Collected data entries:
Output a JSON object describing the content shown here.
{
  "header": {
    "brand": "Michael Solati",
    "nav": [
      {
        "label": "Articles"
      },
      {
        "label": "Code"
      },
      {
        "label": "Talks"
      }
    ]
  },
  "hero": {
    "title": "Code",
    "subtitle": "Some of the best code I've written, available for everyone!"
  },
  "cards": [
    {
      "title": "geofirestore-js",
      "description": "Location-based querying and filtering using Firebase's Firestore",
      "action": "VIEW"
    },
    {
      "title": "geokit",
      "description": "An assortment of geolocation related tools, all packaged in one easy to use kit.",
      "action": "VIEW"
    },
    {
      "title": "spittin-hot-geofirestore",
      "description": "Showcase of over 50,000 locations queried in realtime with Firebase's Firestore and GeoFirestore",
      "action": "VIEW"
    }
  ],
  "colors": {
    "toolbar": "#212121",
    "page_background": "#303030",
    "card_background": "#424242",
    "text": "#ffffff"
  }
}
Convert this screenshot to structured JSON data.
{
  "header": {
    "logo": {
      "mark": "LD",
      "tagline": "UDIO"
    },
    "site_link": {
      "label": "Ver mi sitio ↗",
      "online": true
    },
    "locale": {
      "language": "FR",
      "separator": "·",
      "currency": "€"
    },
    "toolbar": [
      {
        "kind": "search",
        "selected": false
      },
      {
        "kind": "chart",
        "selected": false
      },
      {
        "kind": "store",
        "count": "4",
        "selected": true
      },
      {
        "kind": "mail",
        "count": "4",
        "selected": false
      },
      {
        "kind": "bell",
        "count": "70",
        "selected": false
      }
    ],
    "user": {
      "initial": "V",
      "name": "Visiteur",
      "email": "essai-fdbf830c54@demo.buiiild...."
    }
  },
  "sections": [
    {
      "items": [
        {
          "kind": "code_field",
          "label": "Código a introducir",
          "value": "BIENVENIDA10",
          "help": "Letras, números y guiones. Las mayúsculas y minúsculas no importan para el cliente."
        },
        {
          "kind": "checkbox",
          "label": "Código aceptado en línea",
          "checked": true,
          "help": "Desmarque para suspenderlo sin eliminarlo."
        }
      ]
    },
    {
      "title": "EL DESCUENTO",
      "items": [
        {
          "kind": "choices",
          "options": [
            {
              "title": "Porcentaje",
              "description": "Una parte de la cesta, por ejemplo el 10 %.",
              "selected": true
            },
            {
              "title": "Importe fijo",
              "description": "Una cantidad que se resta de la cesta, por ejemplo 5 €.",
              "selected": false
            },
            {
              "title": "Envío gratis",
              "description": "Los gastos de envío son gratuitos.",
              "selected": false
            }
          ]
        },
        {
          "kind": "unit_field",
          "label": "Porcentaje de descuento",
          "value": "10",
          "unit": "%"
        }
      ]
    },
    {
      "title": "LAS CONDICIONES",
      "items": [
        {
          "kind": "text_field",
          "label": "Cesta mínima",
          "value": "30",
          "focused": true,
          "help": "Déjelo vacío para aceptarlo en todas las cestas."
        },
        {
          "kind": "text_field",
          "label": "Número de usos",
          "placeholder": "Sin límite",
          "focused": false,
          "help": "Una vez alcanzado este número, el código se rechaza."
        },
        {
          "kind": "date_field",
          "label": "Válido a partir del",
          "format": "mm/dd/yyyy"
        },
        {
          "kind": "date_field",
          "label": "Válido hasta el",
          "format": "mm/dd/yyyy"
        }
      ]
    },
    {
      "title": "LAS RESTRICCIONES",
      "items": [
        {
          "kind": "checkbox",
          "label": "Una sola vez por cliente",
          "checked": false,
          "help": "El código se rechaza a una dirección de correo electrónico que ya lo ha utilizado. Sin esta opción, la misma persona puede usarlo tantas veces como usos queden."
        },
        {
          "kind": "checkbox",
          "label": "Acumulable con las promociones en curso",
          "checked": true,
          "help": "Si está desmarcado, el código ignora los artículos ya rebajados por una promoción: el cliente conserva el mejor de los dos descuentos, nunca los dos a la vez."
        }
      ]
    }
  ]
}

What is expected:
Find the word "rechaza" in the material, then list each line that holds it.

Task output:
          "help": "Una vez alcanzado este número, el código se rechaza."
          "help": "El código se rechaza a una dirección de correo electrónico que ya lo ha utilizado. Sin esta opción, la misma persona puede usarlo tantas veces como usos queden."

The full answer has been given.